Task prompt:
Extract each line of the material that follows exactly and omit its pictures.
┌─ Records shown
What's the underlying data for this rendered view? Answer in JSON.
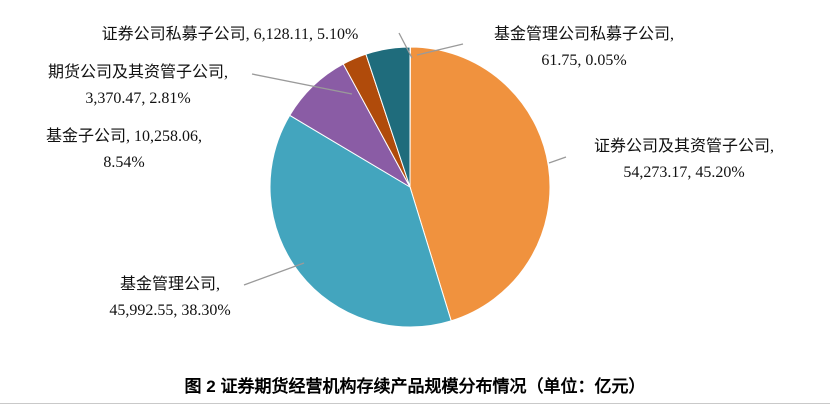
{
  "figure": {
    "caption": "图 2  证券期货经营机构存续产品规模分布情况（单位：亿元）"
  },
  "chart_data": {
    "type": "pie",
    "title": "证券期货经营机构存续产品规模分布情况",
    "unit": "亿元",
    "direction": "clockwise",
    "start_angle": "12-oclock",
    "slices": [
      {
        "name": "基金管理公司私募子公司",
        "value": 61.75,
        "percent": 0.05,
        "color": "#70ad47",
        "label": "基金管理公司私募子公司, 61.75, 0.05%"
      },
      {
        "name": "证券公司及其资管子公司",
        "value": 54273.17,
        "percent": 45.2,
        "color": "#f0923e",
        "label": "证券公司及其资管子公司, 54,273.17, 45.20%"
      },
      {
        "name": "基金管理公司",
        "value": 45992.55,
        "percent": 38.3,
        "color": "#43a5be",
        "label": "基金管理公司, 45,992.55, 38.30%"
      },
      {
        "name": "基金子公司",
        "value": 10258.06,
        "percent": 8.54,
        "color": "#8a5ca5",
        "label": "基金子公司, 10,258.06, 8.54%"
      },
      {
        "name": "期货公司及其资管子公司",
        "value": 3370.47,
        "percent": 2.81,
        "color": "#b04b0b",
        "label": "期货公司及其资管子公司, 3,370.47, 2.81%"
      },
      {
        "name": "证券公司私募子公司",
        "value": 6128.11,
        "percent": 5.1,
        "color": "#1f6c7c",
        "label": "证券公司私募子公司, 6,128.11, 5.10%"
      }
    ],
    "labels": {
      "sec_pe": {
        "line1": "证券公司私募子公司, 6,128.11, 5.10%",
        "line2": ""
      },
      "futures": {
        "line1": "期货公司及其资管子公司,",
        "line2": "3,370.47, 2.81%"
      },
      "fund_sub": {
        "line1": "基金子公司, 10,258.06,",
        "line2": "8.54%"
      },
      "fund_mgmt": {
        "line1": "基金管理公司,",
        "line2": "45,992.55, 38.30%"
      },
      "fund_pe": {
        "line1": "基金管理公司私募子公司,",
        "line2": "61.75, 0.05%"
      },
      "sec": {
        "line1": "证券公司及其资管子公司,",
        "line2": "54,273.17, 45.20%"
      }
    },
    "legend_position": "none",
    "grid": false,
    "leader_line_color": "#9a9a9a"
  }
}
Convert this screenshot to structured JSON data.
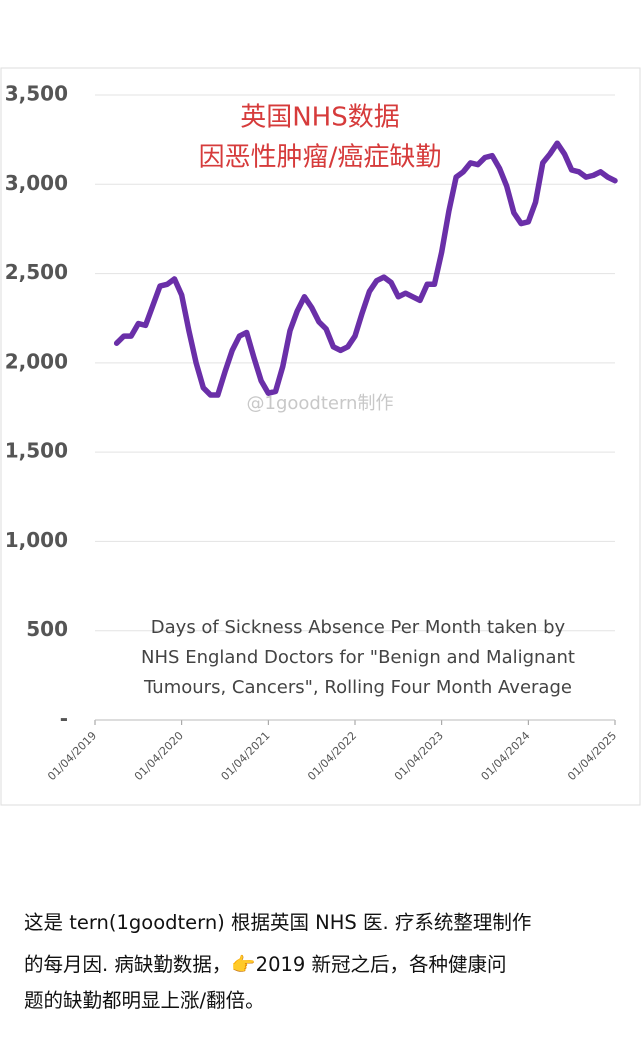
{
  "chart_data": {
    "type": "line",
    "title": [
      "英国NHS数据",
      "因恶性肿瘤/癌症缺勤"
    ],
    "watermark": "@1goodtern制作",
    "annotation": [
      "Days of Sickness Absence Per Month taken by",
      "NHS England Doctors for \"Benign and Malignant",
      "Tumours, Cancers\", Rolling Four Month Average"
    ],
    "x": [
      "01/07/2019",
      "01/08/2019",
      "01/09/2019",
      "01/10/2019",
      "01/11/2019",
      "01/12/2019",
      "01/01/2020",
      "01/02/2020",
      "01/03/2020",
      "01/04/2020",
      "01/05/2020",
      "01/06/2020",
      "01/07/2020",
      "01/08/2020",
      "01/09/2020",
      "01/10/2020",
      "01/11/2020",
      "01/12/2020",
      "01/01/2021",
      "01/02/2021",
      "01/03/2021",
      "01/04/2021",
      "01/05/2021",
      "01/06/2021",
      "01/07/2021",
      "01/08/2021",
      "01/09/2021",
      "01/10/2021",
      "01/11/2021",
      "01/12/2021",
      "01/01/2022",
      "01/02/2022",
      "01/03/2022",
      "01/04/2022",
      "01/05/2022",
      "01/06/2022",
      "01/07/2022",
      "01/08/2022",
      "01/09/2022",
      "01/10/2022",
      "01/11/2022",
      "01/12/2022",
      "01/01/2023",
      "01/02/2023",
      "01/03/2023",
      "01/04/2023",
      "01/05/2023",
      "01/06/2023",
      "01/07/2023",
      "01/08/2023",
      "01/09/2023",
      "01/10/2023",
      "01/11/2023",
      "01/12/2023",
      "01/01/2024",
      "01/02/2024",
      "01/03/2024",
      "01/04/2024",
      "01/05/2024",
      "01/06/2024",
      "01/07/2024",
      "01/08/2024",
      "01/09/2024",
      "01/10/2024",
      "01/11/2024",
      "01/12/2024",
      "01/01/2025",
      "01/02/2025",
      "01/03/2025",
      "01/04/2025"
    ],
    "series": [
      {
        "color": "#6a2fa8",
        "values": [
          2110,
          2150,
          2150,
          2220,
          2210,
          2320,
          2430,
          2440,
          2470,
          2380,
          2180,
          2000,
          1860,
          1820,
          1820,
          1950,
          2070,
          2150,
          2170,
          2030,
          1900,
          1830,
          1840,
          1980,
          2180,
          2290,
          2370,
          2310,
          2230,
          2190,
          2090,
          2070,
          2090,
          2150,
          2280,
          2400,
          2460,
          2480,
          2450,
          2370,
          2390,
          2370,
          2350,
          2440,
          2440,
          2620,
          2850,
          3040,
          3070,
          3120,
          3110,
          3150,
          3160,
          3090,
          2990,
          2840,
          2780,
          2790,
          2900,
          3120,
          3170,
          3230,
          3170,
          3080,
          3070,
          3040,
          3050,
          3070,
          3040,
          3020
        ]
      }
    ],
    "xlim": [
      "01/04/2019",
      "01/04/2025"
    ],
    "xticks": [
      "01/04/2019",
      "01/04/2020",
      "01/04/2021",
      "01/04/2022",
      "01/04/2023",
      "01/04/2024",
      "01/04/2025"
    ],
    "ylim": [
      0,
      3500
    ],
    "yticks": [
      {
        "value": 0,
        "label": "-"
      },
      500,
      {
        "value": 1000,
        "label": "1,000"
      },
      {
        "value": 1500,
        "label": "1,500"
      },
      {
        "value": 2000,
        "label": "2,000"
      },
      {
        "value": 2500,
        "label": "2,500"
      },
      {
        "value": 3000,
        "label": "3,000"
      },
      {
        "value": 3500,
        "label": "3,500"
      }
    ],
    "grid": true
  },
  "post": {
    "caption": [
      "这是 tern(1goodtern) 根据英国 NHS 医. 疗系统整理制作",
      "的每月因. 病缺勤数据，👉2019 新冠之后，各种健康问",
      "题的缺勤都明显上涨/翻倍。"
    ]
  }
}
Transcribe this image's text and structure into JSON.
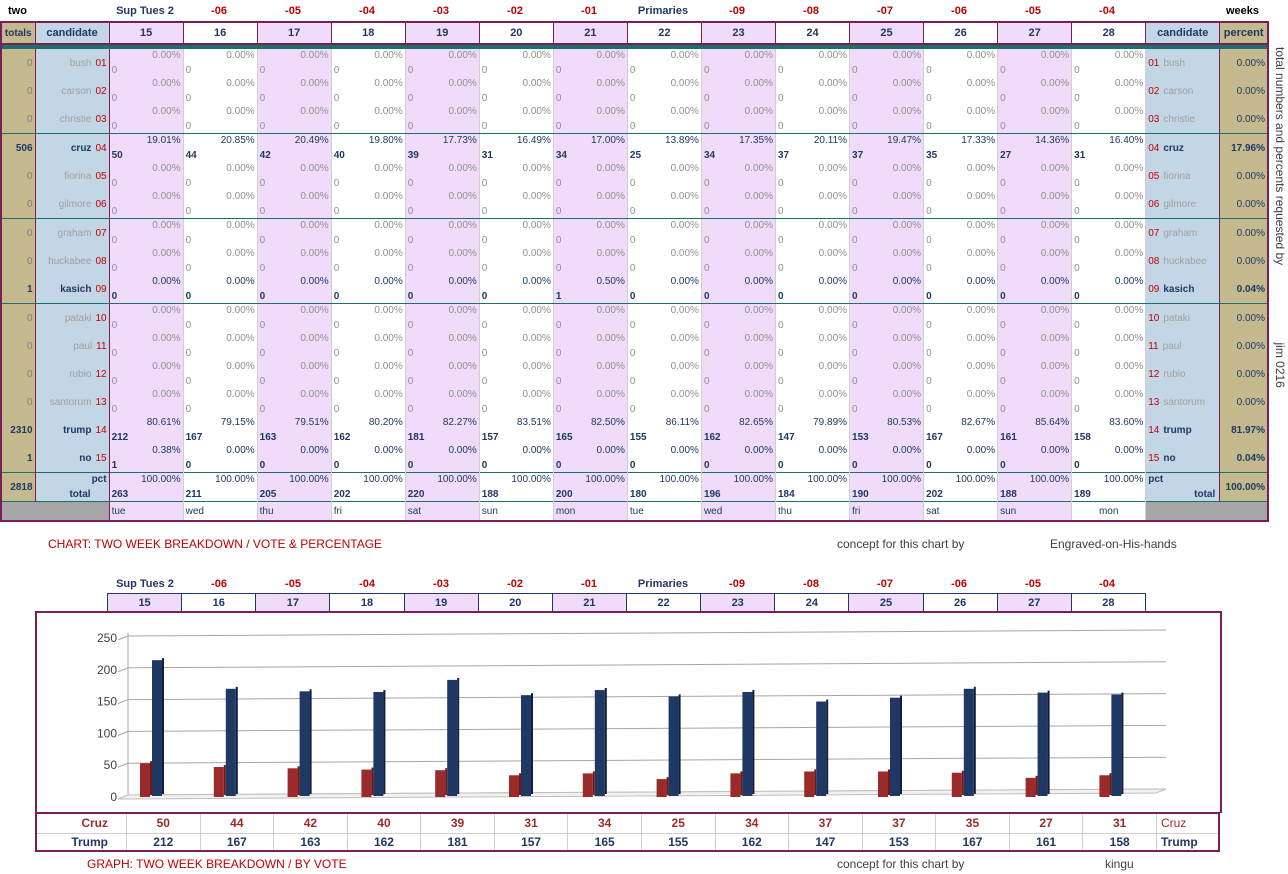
└─
Finished answer:
What's the underlying data for this rendered view? Answer in JSON.
{
  "figure": {
    "caption": "图 2  证券期货经营机构存续产品规模分布情况（单位：亿元）"
  },
  "chart_data": {
    "type": "pie",
    "title": "证券期货经营机构存续产品规模分布情况",
    "unit": "亿元",
    "direction": "clockwise",
    "start_angle": "12-oclock",
    "slices": [
      {
        "name": "基金管理公司私募子公司",
        "value": 61.75,
        "percent": 0.05,
        "color": "#70ad47",
        "label": "基金管理公司私募子公司, 61.75, 0.05%"
      },
      {
        "name": "证券公司及其资管子公司",
        "value": 54273.17,
        "percent": 45.2,
        "color": "#f0923e",
        "label": "证券公司及其资管子公司, 54,273.17, 45.20%"
      },
      {
        "name": "基金管理公司",
        "value": 45992.55,
        "percent": 38.3,
        "color": "#43a5be",
        "label": "基金管理公司, 45,992.55, 38.30%"
      },
      {
        "name": "基金子公司",
        "value": 10258.06,
        "percent": 8.54,
        "color": "#8a5ca5",
        "label": "基金子公司, 10,258.06, 8.54%"
      },
      {
        "name": "期货公司及其资管子公司",
        "value": 3370.47,
        "percent": 2.81,
        "color": "#b04b0b",
        "label": "期货公司及其资管子公司, 3,370.47, 2.81%"
      },
      {
        "name": "证券公司私募子公司",
        "value": 6128.11,
        "percent": 5.1,
        "color": "#1f6c7c",
        "label": "证券公司私募子公司, 6,128.11, 5.10%"
      }
    ],
    "labels": {
      "sec_pe": {
        "line1": "证券公司私募子公司, 6,128.11, 5.10%",
        "line2": ""
      },
      "futures": {
        "line1": "期货公司及其资管子公司,",
        "line2": "3,370.47, 2.81%"
      },
      "fund_sub": {
        "line1": "基金子公司, 10,258.06,",
        "line2": "8.54%"
      },
      "fund_mgmt": {
        "line1": "基金管理公司,",
        "line2": "45,992.55, 38.30%"
      },
      "fund_pe": {
        "line1": "基金管理公司私募子公司,",
        "line2": "61.75, 0.05%"
      },
      "sec": {
        "line1": "证券公司及其资管子公司,",
        "line2": "54,273.17, 45.20%"
      }
    },
    "legend_position": "none",
    "grid": false,
    "leader_line_color": "#9a9a9a"
  }
}
Convert this screenshot to structured JSON data.
{
  "chart_data": {
    "type": "line",
    "title": [
      "英国NHS数据",
      "因恶性肿瘤/癌症缺勤"
    ],
    "watermark": "@1goodtern制作",
    "annotation": [
      "Days of Sickness Absence Per Month taken by",
      "NHS England Doctors for \"Benign and Malignant",
      "Tumours, Cancers\", Rolling Four Month Average"
    ],
    "x": [
      "01/07/2019",
      "01/08/2019",
      "01/09/2019",
      "01/10/2019",
      "01/11/2019",
      "01/12/2019",
      "01/01/2020",
      "01/02/2020",
      "01/03/2020",
      "01/04/2020",
      "01/05/2020",
      "01/06/2020",
      "01/07/2020",
      "01/08/2020",
      "01/09/2020",
      "01/10/2020",
      "01/11/2020",
      "01/12/2020",
      "01/01/2021",
      "01/02/2021",
      "01/03/2021",
      "01/04/2021",
      "01/05/2021",
      "01/06/2021",
      "01/07/2021",
      "01/08/2021",
      "01/09/2021",
      "01/10/2021",
      "01/11/2021",
      "01/12/2021",
      "01/01/2022",
      "01/02/2022",
      "01/03/2022",
      "01/04/2022",
      "01/05/2022",
      "01/06/2022",
      "01/07/2022",
      "01/08/2022",
      "01/09/2022",
      "01/10/2022",
      "01/11/2022",
      "01/12/2022",
      "01/01/2023",
      "01/02/2023",
      "01/03/2023",
      "01/04/2023",
      "01/05/2023",
      "01/06/2023",
      "01/07/2023",
      "01/08/2023",
      "01/09/2023",
      "01/10/2023",
      "01/11/2023",
      "01/12/2023",
      "01/01/2024",
      "01/02/2024",
      "01/03/2024",
      "01/04/2024",
      "01/05/2024",
      "01/06/2024",
      "01/07/2024",
      "01/08/2024",
      "01/09/2024",
      "01/10/2024",
      "01/11/2024",
      "01/12/2024",
      "01/01/2025",
      "01/02/2025",
      "01/03/2025",
      "01/04/2025"
    ],
    "series": [
      {
        "color": "#6a2fa8",
        "values": [
          2110,
          2150,
          2150,
          2220,
          2210,
          2320,
          2430,
          2440,
          2470,
          2380,
          2180,
          2000,
          1860,
          1820,
          1820,
          1950,
          2070,
          2150,
          2170,
          2030,
          1900,
          1830,
          1840,
          1980,
          2180,
          2290,
          2370,
          2310,
          2230,
          2190,
          2090,
          2070,
          2090,
          2150,
          2280,
          2400,
          2460,
          2480,
          2450,
          2370,
          2390,
          2370,
          2350,
          2440,
          2440,
          2620,
          2850,
          3040,
          3070,
          3120,
          3110,
          3150,
          3160,
          3090,
          2990,
          2840,
          2780,
          2790,
          2900,
          3120,
          3170,
          3230,
          3170,
          3080,
          3070,
          3040,
          3050,
          3070,
          3040,
          3020
        ]
      }
    ],
    "xlim": [
      "01/04/2019",
      "01/04/2025"
    ],
    "xticks": [
      "01/04/2019",
      "01/04/2020",
      "01/04/2021",
      "01/04/2022",
      "01/04/2023",
      "01/04/2024",
      "01/04/2025"
    ],
    "ylim": [
      0,
      3500
    ],
    "yticks": [
      {
        "value": 0,
        "label": "-"
      },
      500,
      {
        "value": 1000,
        "label": "1,000"
      },
      {
        "value": 1500,
        "label": "1,500"
      },
      {
        "value": 2000,
        "label": "2,000"
      },
      {
        "value": 2500,
        "label": "2,500"
      },
      {
        "value": 3000,
        "label": "3,000"
      },
      {
        "value": 3500,
        "label": "3,500"
      }
    ],
    "grid": true
  },
  "post": {
    "caption": [
      "这是 tern(1goodtern) 根据英国 NHS 医. 疗系统整理制作",
      "的每月因. 病缺勤数据，👉2019 新冠之后，各种健康问",
      "题的缺勤都明显上涨/翻倍。"
    ]
  }
}
Transcribe this image's text and structure into JSON.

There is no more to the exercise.